## MATERIAL SHOWN

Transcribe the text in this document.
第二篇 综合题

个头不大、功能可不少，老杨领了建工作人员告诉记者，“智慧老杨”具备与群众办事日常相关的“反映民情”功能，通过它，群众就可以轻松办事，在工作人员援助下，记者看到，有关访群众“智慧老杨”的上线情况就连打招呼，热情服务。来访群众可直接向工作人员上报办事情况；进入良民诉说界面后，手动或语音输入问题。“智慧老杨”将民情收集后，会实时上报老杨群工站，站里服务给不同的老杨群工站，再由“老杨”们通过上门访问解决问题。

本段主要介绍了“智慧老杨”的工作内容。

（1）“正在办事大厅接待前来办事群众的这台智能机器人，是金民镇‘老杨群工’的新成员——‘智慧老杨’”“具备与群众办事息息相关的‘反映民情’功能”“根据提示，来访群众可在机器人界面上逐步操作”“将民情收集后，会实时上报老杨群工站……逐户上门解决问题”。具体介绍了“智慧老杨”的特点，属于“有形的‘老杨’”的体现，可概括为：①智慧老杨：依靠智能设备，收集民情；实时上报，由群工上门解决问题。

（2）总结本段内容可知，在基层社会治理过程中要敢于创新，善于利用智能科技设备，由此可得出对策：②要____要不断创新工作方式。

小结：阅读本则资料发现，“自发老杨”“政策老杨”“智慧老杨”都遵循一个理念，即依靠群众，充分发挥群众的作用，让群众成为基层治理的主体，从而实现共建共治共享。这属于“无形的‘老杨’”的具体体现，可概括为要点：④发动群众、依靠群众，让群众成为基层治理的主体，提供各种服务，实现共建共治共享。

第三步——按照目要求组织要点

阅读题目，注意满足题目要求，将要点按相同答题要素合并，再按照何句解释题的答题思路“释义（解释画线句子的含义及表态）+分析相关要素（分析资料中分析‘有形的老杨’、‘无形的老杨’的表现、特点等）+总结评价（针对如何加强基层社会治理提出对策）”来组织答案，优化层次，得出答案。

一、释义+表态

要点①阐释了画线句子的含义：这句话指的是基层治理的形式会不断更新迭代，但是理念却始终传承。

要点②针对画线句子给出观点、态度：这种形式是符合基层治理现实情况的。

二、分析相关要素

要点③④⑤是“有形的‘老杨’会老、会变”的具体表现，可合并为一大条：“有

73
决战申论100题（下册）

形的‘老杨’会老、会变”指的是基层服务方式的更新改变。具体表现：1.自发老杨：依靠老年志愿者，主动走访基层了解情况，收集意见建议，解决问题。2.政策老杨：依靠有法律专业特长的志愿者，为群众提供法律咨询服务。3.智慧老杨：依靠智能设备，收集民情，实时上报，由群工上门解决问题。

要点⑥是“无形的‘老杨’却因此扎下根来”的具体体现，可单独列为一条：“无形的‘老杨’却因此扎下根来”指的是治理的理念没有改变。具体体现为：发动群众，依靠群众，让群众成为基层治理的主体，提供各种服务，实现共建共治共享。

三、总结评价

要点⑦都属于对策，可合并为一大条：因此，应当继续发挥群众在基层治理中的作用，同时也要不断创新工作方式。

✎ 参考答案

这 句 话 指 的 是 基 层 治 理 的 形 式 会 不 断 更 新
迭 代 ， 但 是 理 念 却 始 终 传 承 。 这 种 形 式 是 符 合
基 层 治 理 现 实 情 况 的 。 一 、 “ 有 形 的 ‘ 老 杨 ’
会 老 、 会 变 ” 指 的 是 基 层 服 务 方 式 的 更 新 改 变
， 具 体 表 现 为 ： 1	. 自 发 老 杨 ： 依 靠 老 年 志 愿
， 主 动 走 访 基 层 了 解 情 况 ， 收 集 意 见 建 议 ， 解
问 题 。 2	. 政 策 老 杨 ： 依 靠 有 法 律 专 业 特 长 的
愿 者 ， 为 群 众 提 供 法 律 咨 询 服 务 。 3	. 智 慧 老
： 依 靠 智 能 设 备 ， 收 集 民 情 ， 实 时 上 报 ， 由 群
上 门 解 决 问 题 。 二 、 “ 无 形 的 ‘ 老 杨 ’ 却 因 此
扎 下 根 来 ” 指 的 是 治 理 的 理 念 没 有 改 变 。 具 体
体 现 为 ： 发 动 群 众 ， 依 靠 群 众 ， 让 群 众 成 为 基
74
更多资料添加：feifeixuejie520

## TASK BRIEF
Take the entries above and transcribe them exactly.

## CORRECT RESPONSE
Transcribe the text in this document.
第二篇 综合题

个头不大、功能可不少，老杨领了建工作人员告诉记者，“智慧老杨”具备与群众办事日常相关的“反映民情”功能，通过它，群众就可以轻松办事，在工作人员援助下，记者看到，有关访群众“智慧老杨”的上线情况就连打招呼，热情服务。来访群众可直接向工作人员上报办事情况；进入良民诉说界面后，手动或语音输入问题。“智慧老杨”将民情收集后，会实时上报老杨群工站，站里服务给不同的老杨群工站，再由“老杨”们通过上门访问解决问题。

本段主要介绍了“智慧老杨”的工作内容。

（1）“正在办事大厅接待前来办事群众的这台智能机器人，是金民镇‘老杨群工’的新成员——‘智慧老杨’”“具备与群众办事息息相关的‘反映民情’功能”“根据提示，来访群众可在机器人界面上逐步操作”“将民情收集后，会实时上报老杨群工站……逐户上门解决问题”。具体介绍了“智慧老杨”的特点，属于“有形的‘老杨’”的体现，可概括为：①智慧老杨：依靠智能设备，收集民情；实时上报，由群工上门解决问题。

（2）总结本段内容可知，在基层社会治理过程中要敢于创新，善于利用智能科技设备，由此可得出对策：②要____要不断创新工作方式。

小结：阅读本则资料发现，“自发老杨”“政策老杨”“智慧老杨”都遵循一个理念，即依靠群众，充分发挥群众的作用，让群众成为基层治理的主体，从而实现共建共治共享。这属于“无形的‘老杨’”的具体体现，可概括为要点：④发动群众、依靠群众，让群众成为基层治理的主体，提供各种服务，实现共建共治共享。

第三步——按照目要求组织要点

阅读题目，注意满足题目要求，将要点按相同答题要素合并，再按照何句解释题的答题思路“释义（解释画线句子的含义及表态）+分析相关要素（分析资料中分析‘有形的老杨’、‘无形的老杨’的表现、特点等）+总结评价（针对如何加强基层社会治理提出对策）”来组织答案，优化层次，得出答案。

一、释义+表态

要点①阐释了画线句子的含义：这句话指的是基层治理的形式会不断更新迭代，但是理念却始终传承。

要点②针对画线句子给出观点、态度：这种形式是符合基层治理现实情况的。

二、分析相关要素

要点③④⑤是“有形的‘老杨’会老、会变”的具体表现，可合并为一大条：“有

73
决战申论100题（下册）

形的‘老杨’会老、会变”指的是基层服务方式的更新改变。具体表现：1.自发老杨：依靠老年志愿者，主动走访基层了解情况，收集意见建议，解决问题。2.政策老杨：依靠有法律专业特长的志愿者，为群众提供法律咨询服务。3.智慧老杨：依靠智能设备，收集民情，实时上报，由群工上门解决问题。

要点⑥是“无形的‘老杨’却因此扎下根来”的具体体现，可单独列为一条：“无形的‘老杨’却因此扎下根来”指的是治理的理念没有改变。具体体现为：发动群众，依靠群众，让群众成为基层治理的主体，提供各种服务，实现共建共治共享。

三、总结评价

要点⑦都属于对策，可合并为一大条：因此，应当继续发挥群众在基层治理中的作用，同时也要不断创新工作方式。

✎ 参考答案

这 句 话 指 的 是 基 层 治 理 的 形 式 会 不 断 更 新
迭 代 ， 但 是 理 念 却 始 终 传 承 。 这 种 形 式 是 符 合
基 层 治 理 现 实 情 况 的 。 一 、 “ 有 形 的 ‘ 老 杨 ’
会 老 、 会 变 ” 指 的 是 基 层 服 务 方 式 的 更 新 改 变
， 具 体 表 现 为 ： 1	. 自 发 老 杨 ： 依 靠 老 年 志 愿
， 主 动 走 访 基 层 了 解 情 况 ， 收 集 意 见 建 议 ， 解
问 题 。 2	. 政 策 老 杨 ： 依 靠 有 法 律 专 业 特 长 的
愿 者 ， 为 群 众 提 供 法 律 咨 询 服 务 。 3	. 智 慧 老
： 依 靠 智 能 设 备 ， 收 集 民 情 ， 实 时 上 报 ， 由 群
上 门 解 决 问 题 。 二 、 “ 无 形 的 ‘ 老 杨 ’ 却 因 此
扎 下 根 来 ” 指 的 是 治 理 的 理 念 没 有 改 变 。 具 体
体 现 为 ： 发 动 群 众 ， 依 靠 群 众 ， 让 群 众 成 为 基
74
更多资料添加：feifeixuejie520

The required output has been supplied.